━━━ SUPPLIED DATA

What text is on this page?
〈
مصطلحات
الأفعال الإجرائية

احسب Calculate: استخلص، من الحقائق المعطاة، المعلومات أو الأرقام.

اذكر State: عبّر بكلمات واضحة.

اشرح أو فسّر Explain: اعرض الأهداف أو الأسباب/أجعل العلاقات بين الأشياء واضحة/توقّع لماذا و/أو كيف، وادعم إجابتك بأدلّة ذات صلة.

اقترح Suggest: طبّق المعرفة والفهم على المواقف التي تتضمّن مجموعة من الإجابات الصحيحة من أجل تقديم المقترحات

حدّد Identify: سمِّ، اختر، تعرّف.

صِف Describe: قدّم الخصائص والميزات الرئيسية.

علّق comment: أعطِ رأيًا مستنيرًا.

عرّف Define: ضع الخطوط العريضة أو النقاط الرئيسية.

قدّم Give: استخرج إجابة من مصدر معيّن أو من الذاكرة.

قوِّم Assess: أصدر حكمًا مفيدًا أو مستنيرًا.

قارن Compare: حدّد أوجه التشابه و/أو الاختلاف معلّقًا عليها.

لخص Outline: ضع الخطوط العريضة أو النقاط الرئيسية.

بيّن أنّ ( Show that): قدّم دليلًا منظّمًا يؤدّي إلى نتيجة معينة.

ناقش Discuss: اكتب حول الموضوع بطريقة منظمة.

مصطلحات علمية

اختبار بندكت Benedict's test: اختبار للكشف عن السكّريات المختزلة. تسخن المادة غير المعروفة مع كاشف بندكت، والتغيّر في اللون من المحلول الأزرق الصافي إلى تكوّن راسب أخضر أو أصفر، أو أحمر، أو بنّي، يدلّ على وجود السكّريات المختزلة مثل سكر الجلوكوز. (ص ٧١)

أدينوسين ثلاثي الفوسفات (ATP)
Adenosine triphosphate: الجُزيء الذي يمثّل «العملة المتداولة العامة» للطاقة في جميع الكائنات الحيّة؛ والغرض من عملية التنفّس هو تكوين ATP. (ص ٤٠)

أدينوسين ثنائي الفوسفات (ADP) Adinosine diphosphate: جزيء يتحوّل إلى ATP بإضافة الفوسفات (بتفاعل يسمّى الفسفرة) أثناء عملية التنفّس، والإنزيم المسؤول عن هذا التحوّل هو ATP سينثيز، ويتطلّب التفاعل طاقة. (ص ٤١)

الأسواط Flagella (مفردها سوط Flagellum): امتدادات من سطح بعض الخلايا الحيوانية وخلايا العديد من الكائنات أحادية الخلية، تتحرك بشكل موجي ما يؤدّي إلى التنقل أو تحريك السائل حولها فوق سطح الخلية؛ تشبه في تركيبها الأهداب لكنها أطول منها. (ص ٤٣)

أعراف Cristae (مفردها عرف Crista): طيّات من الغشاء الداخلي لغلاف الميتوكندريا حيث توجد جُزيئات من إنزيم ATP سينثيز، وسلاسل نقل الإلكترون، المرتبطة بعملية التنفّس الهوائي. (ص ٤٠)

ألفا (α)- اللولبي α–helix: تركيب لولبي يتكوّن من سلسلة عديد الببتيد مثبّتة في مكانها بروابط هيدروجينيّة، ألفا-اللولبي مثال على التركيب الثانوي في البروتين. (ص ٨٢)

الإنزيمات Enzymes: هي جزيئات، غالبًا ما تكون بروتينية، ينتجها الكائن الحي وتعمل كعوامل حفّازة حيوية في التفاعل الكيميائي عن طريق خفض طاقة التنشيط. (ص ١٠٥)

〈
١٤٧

━━━━━━

## PROBLEM TO SOLVE:
Every entry above should be transcribed exactly as it appears.

## WRITTEN REPLY:
What text is on this page?
〈
مصطلحات
الأفعال الإجرائية

احسب Calculate: استخلص، من الحقائق المعطاة، المعلومات أو الأرقام.

اذكر State: عبّر بكلمات واضحة.

اشرح أو فسّر Explain: اعرض الأهداف أو الأسباب/أجعل العلاقات بين الأشياء واضحة/توقّع لماذا و/أو كيف، وادعم إجابتك بأدلّة ذات صلة.

اقترح Suggest: طبّق المعرفة والفهم على المواقف التي تتضمّن مجموعة من الإجابات الصحيحة من أجل تقديم المقترحات

حدّد Identify: سمِّ، اختر، تعرّف.

صِف Describe: قدّم الخصائص والميزات الرئيسية.

علّق comment: أعطِ رأيًا مستنيرًا.

عرّف Define: ضع الخطوط العريضة أو النقاط الرئيسية.

قدّم Give: استخرج إجابة من مصدر معيّن أو من الذاكرة.

قوِّم Assess: أصدر حكمًا مفيدًا أو مستنيرًا.

قارن Compare: حدّد أوجه التشابه و/أو الاختلاف معلّقًا عليها.

لخص Outline: ضع الخطوط العريضة أو النقاط الرئيسية.

بيّن أنّ ( Show that): قدّم دليلًا منظّمًا يؤدّي إلى نتيجة معينة.

ناقش Discuss: اكتب حول الموضوع بطريقة منظمة.

مصطلحات علمية

اختبار بندكت Benedict's test: اختبار للكشف عن السكّريات المختزلة. تسخن المادة غير المعروفة مع كاشف بندكت، والتغيّر في اللون من المحلول الأزرق الصافي إلى تكوّن راسب أخضر أو أصفر، أو أحمر، أو بنّي، يدلّ على وجود السكّريات المختزلة مثل سكر الجلوكوز. (ص ٧١)

أدينوسين ثلاثي الفوسفات (ATP)
Adenosine triphosphate: الجُزيء الذي يمثّل «العملة المتداولة العامة» للطاقة في جميع الكائنات الحيّة؛ والغرض من عملية التنفّس هو تكوين ATP. (ص ٤٠)

أدينوسين ثنائي الفوسفات (ADP) Adinosine diphosphate: جزيء يتحوّل إلى ATP بإضافة الفوسفات (بتفاعل يسمّى الفسفرة) أثناء عملية التنفّس، والإنزيم المسؤول عن هذا التحوّل هو ATP سينثيز، ويتطلّب التفاعل طاقة. (ص ٤١)

الأسواط Flagella (مفردها سوط Flagellum): امتدادات من سطح بعض الخلايا الحيوانية وخلايا العديد من الكائنات أحادية الخلية، تتحرك بشكل موجي ما يؤدّي إلى التنقل أو تحريك السائل حولها فوق سطح الخلية؛ تشبه في تركيبها الأهداب لكنها أطول منها. (ص ٤٣)

أعراف Cristae (مفردها عرف Crista): طيّات من الغشاء الداخلي لغلاف الميتوكندريا حيث توجد جُزيئات من إنزيم ATP سينثيز، وسلاسل نقل الإلكترون، المرتبطة بعملية التنفّس الهوائي. (ص ٤٠)

ألفا (α)- اللولبي α–helix: تركيب لولبي يتكوّن من سلسلة عديد الببتيد مثبّتة في مكانها بروابط هيدروجينيّة، ألفا-اللولبي مثال على التركيب الثانوي في البروتين. (ص ٨٢)

الإنزيمات Enzymes: هي جزيئات، غالبًا ما تكون بروتينية، ينتجها الكائن الحي وتعمل كعوامل حفّازة حيوية في التفاعل الكيميائي عن طريق خفض طاقة التنشيط. (ص ١٠٥)

〈
١٤٧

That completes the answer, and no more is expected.